- [Passage shown]
::::

When I moved to California, I was surprised by the number of power plants and oil refineries that were adjacent to local communities. However, the more surprising thing was that many of the residents in the areas didn’t even know what the facilities were.

The title Intervened Landscapes first indicates the physical intrusion of the facilities into natural landscapes. They always seem to be eyesores but somehow are accepted and forgotten by people. More importantly, it also means some kind of invisible intervention that obscures our minds toward the whole energy industry, which can be government control and high-level security, or contribution to communities such as local developments that all have friendly-looking slogans.

By putting color palettes in front of the lens and blocking the facilities in the frames, I wanted to imply people’s view intervened by the industry’s secrecy and the forceful friendliness.
 
— Chang Kyun Kim, Los Angeles, California, USA

Eldar Zeytullaev

www.EldarZeytullaev.com

Meeting Place. Basically, this place is in our consciousness. Meeting place with yourself, with your thoughts and stereotypes.
Images in a series, spaces in which things occurred, or could have. These are places with shadow sites of our consciousness. Having pressures or fears, not everyone takes a step to this place.

— Eldar Zeytullaev, Novorossiysk, Russia

Matt Rahner

www.MattRahner.com

My photographs engage a space in time which is not day or night, yet not in the traditional sense of dawn or twilight. Rather, I work with the illumination of a perpetual, artificial gloaming. Making use of available light pollution I make exposures which capture a romanticized view of liminal space: in-between spaces which are characterized by their dislocation from suburban utility.

::::

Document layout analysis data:
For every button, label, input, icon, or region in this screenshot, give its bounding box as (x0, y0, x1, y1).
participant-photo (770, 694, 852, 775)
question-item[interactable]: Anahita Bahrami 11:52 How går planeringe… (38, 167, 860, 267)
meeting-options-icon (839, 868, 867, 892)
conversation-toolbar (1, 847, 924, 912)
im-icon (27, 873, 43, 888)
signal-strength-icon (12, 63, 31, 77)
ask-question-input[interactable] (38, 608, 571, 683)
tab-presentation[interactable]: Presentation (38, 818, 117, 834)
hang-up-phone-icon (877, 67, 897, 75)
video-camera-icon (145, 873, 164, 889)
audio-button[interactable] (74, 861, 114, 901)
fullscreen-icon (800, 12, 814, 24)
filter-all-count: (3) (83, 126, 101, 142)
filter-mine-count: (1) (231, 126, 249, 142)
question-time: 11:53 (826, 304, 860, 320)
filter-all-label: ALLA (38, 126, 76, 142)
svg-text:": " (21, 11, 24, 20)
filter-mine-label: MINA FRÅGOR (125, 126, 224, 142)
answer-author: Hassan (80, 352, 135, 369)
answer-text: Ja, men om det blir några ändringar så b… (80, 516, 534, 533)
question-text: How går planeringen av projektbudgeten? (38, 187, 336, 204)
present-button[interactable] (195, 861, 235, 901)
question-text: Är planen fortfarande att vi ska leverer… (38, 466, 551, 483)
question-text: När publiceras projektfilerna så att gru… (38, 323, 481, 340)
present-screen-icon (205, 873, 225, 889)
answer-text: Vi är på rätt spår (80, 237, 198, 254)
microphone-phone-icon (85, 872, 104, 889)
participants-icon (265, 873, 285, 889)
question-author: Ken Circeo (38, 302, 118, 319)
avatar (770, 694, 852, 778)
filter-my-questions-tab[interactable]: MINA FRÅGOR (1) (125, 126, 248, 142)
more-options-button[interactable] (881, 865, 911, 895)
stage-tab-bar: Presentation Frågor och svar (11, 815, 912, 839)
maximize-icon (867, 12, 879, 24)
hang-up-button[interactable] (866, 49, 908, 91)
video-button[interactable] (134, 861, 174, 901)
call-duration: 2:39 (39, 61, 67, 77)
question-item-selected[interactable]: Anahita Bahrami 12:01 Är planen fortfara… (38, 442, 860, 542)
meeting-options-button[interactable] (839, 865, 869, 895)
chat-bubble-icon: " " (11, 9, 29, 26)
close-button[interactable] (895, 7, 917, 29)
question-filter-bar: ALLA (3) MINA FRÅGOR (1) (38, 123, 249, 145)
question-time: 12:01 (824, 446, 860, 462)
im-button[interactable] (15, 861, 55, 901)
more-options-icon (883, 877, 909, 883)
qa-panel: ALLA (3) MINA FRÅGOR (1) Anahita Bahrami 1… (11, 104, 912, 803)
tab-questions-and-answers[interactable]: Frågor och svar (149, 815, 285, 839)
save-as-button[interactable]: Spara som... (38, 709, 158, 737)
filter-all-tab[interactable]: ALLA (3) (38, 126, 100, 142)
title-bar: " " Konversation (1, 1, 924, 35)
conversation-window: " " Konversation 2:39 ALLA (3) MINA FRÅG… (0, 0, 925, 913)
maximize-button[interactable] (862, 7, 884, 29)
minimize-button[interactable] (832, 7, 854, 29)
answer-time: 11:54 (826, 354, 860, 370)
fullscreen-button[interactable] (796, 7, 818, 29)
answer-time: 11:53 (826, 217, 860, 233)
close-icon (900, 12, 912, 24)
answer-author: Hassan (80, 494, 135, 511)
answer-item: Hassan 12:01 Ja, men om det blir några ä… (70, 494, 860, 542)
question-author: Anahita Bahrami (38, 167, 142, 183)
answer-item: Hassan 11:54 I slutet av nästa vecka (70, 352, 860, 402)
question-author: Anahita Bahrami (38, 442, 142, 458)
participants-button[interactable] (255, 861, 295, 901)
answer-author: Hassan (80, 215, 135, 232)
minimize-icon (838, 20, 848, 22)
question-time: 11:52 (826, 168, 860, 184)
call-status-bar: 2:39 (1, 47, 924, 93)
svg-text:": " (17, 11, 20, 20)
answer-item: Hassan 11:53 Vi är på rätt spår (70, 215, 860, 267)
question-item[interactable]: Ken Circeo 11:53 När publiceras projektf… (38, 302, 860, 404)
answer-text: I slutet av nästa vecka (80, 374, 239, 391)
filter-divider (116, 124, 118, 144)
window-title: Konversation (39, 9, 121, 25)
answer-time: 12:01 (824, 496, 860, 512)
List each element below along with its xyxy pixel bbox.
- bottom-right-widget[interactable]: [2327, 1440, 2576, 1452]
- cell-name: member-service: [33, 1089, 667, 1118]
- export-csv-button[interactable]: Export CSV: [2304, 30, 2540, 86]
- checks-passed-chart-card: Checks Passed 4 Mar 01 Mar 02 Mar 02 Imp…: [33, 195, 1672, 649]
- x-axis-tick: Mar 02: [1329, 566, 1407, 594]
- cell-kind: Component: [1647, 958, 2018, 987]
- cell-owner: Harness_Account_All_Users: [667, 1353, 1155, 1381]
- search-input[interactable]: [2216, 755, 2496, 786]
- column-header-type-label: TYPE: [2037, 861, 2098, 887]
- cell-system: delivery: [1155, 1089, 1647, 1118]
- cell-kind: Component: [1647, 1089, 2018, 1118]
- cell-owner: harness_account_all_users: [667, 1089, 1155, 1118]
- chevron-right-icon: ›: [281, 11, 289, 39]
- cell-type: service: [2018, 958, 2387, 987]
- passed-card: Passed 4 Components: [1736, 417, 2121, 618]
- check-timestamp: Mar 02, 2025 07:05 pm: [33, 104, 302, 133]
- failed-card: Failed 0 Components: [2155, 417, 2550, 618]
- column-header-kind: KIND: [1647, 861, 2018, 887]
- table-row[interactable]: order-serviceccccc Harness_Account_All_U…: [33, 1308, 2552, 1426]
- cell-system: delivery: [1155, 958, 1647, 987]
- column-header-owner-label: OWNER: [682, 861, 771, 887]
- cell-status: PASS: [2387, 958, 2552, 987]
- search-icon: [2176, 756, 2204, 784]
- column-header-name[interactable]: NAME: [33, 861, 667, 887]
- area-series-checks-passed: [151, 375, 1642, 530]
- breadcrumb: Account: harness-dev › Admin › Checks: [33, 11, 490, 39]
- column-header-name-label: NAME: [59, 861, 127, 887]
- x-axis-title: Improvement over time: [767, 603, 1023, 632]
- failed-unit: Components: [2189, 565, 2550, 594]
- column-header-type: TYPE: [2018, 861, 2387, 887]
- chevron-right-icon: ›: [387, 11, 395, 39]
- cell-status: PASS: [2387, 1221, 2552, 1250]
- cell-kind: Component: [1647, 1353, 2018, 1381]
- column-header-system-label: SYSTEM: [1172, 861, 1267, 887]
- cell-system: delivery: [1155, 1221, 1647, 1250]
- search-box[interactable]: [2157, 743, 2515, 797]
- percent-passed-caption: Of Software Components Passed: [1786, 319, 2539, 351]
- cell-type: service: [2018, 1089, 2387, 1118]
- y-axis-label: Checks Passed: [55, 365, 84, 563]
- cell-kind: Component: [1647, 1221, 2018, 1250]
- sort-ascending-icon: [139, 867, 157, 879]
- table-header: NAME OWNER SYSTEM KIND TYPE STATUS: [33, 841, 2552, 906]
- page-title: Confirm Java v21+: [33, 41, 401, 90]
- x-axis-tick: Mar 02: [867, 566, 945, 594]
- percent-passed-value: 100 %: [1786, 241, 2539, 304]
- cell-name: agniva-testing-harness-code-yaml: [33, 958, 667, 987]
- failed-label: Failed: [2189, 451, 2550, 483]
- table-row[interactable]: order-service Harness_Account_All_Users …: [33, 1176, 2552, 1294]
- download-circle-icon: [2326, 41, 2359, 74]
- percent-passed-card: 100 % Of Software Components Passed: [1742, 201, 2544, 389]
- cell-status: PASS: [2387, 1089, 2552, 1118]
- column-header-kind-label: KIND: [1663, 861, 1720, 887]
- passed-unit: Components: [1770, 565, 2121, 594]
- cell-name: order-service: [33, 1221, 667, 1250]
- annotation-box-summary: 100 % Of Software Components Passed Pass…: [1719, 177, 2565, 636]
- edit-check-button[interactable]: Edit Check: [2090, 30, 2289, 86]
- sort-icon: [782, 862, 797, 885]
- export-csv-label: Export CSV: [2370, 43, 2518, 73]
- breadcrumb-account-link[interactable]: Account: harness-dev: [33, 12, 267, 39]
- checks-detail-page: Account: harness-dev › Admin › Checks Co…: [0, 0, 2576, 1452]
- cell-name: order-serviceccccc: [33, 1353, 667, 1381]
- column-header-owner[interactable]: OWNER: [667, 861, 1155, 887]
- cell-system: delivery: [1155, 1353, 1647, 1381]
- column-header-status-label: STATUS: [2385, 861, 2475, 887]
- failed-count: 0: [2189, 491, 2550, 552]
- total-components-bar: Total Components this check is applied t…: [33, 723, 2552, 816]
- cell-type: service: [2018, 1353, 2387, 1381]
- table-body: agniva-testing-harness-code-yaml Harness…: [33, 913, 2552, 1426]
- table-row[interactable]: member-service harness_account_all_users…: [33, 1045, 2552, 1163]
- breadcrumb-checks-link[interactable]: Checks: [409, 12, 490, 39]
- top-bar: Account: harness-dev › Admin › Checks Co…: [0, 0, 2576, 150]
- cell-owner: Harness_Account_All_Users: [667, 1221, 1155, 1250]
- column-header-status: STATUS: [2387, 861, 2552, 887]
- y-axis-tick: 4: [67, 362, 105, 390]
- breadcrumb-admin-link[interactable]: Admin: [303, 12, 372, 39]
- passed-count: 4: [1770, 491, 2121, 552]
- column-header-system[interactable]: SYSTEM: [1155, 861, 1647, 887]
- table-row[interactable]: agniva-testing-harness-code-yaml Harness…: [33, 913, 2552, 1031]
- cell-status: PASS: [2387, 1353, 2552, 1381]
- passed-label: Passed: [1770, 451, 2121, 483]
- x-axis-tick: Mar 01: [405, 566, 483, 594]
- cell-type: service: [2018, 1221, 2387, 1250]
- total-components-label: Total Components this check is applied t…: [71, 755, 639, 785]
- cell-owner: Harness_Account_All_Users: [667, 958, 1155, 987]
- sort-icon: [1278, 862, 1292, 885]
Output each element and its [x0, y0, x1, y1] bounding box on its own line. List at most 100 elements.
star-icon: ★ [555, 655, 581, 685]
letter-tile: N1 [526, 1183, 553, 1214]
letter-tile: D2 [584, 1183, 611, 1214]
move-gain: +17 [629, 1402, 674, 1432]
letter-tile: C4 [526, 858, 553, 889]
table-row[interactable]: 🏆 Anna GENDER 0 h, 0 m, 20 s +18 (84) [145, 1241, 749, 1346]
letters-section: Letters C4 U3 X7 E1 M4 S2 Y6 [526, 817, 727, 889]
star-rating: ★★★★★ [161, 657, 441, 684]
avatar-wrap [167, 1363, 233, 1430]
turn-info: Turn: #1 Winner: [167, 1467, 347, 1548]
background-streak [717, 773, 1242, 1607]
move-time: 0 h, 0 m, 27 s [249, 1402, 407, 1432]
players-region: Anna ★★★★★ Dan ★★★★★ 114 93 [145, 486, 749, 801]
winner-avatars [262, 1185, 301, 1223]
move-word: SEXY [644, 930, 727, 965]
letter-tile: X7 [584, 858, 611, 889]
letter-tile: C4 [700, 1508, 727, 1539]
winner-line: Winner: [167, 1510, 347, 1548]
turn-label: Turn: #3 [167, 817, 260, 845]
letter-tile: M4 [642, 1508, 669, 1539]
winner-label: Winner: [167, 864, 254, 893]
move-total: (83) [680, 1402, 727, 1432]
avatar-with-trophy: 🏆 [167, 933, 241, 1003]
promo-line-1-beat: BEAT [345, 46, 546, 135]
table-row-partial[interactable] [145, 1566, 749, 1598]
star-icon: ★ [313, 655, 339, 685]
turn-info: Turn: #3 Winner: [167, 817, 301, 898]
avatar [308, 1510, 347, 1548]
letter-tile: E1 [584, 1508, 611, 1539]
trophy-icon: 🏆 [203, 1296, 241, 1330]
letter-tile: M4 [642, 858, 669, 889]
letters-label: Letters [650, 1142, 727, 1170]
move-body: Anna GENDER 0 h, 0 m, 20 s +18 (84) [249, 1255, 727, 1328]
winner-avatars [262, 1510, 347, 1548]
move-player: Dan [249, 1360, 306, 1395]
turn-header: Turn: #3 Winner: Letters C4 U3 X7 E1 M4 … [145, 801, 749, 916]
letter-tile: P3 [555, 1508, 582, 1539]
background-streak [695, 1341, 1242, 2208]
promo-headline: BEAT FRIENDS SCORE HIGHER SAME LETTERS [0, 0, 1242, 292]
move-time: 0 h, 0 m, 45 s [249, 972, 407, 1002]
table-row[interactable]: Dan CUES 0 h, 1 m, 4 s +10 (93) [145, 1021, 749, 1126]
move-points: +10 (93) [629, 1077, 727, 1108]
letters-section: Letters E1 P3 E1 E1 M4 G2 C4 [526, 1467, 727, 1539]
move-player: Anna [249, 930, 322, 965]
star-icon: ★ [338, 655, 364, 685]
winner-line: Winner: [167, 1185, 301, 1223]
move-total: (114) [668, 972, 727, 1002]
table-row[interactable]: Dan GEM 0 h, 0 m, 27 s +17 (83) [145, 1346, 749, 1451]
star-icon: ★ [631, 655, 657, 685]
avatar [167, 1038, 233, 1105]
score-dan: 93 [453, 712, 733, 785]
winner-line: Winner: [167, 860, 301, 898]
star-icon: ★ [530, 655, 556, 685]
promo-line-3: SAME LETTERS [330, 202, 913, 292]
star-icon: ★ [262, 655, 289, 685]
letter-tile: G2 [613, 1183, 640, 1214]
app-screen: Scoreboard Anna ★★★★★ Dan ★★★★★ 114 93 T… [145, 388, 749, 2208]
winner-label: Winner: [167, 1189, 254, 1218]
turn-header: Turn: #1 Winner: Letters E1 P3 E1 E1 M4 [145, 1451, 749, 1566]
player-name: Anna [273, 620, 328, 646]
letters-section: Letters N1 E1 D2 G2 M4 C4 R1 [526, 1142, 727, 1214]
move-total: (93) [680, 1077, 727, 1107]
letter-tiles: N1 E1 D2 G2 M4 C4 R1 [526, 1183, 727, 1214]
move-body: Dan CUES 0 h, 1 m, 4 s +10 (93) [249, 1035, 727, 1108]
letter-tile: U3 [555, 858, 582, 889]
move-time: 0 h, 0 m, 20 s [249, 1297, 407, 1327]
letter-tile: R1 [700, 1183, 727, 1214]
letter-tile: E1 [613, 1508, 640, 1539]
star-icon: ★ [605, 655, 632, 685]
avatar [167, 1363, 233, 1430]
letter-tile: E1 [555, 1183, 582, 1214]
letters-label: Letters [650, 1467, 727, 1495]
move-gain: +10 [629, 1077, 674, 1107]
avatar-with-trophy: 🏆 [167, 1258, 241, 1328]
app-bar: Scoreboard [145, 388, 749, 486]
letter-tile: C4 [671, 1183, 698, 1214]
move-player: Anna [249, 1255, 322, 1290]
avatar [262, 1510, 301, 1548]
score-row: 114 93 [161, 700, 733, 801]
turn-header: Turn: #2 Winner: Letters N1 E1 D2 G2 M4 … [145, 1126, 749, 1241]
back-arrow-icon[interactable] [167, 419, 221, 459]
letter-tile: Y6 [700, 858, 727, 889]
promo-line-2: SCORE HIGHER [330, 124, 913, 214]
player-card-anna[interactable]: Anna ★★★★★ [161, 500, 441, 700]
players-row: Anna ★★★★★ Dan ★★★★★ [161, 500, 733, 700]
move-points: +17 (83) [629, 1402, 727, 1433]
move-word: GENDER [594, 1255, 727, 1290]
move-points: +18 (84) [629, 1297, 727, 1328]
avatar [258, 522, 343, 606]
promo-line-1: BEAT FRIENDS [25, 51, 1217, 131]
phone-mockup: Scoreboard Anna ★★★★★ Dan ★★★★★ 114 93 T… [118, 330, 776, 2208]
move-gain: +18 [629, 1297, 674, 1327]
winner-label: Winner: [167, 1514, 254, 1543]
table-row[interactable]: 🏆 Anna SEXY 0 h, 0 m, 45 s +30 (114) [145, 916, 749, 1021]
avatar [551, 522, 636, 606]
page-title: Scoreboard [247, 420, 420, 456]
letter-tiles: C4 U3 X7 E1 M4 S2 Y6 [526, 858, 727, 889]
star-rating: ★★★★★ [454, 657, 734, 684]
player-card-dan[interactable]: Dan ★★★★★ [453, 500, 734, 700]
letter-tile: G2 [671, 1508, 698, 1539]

::::

- [Activity list]
1: Answer these questions from the artist statements:
(a) What did many residents living near the power plants and oil refineries not know, according to Chang Kyun Kim?
(b) Where does Eldar Zeytullaev say the meeting place basically is?
(c) What does Matt Rahner use to make his exposures?
2: Summarize the artist statements in three sentences.
3: Translate this sentence from the artist statements into Spanish: "They always seem to be eyesores but somehow are accepted and forgotten by people."

- [Results by task]
1:
(a) They didn't know what the facilities were.
(b) It is in our consciousness.
(c) He uses available light pollution.

2: In Intervened Landscapes, Chang Kyun Kim blocks power plants and oil refineries in the frame by putting color palettes in front of the lens. This implies a view intervened by the energy industry's secrecy and forceful friendliness. Eldar Zeytullaev describes a meeting place in our consciousness with our thoughts and stereotypes, and Matt Rahner photographs liminal spaces in the artificial gloaming of light pollution.

3: Siempre parecen ser adefesios, pero de algún modo la gente los acepta y los olvida.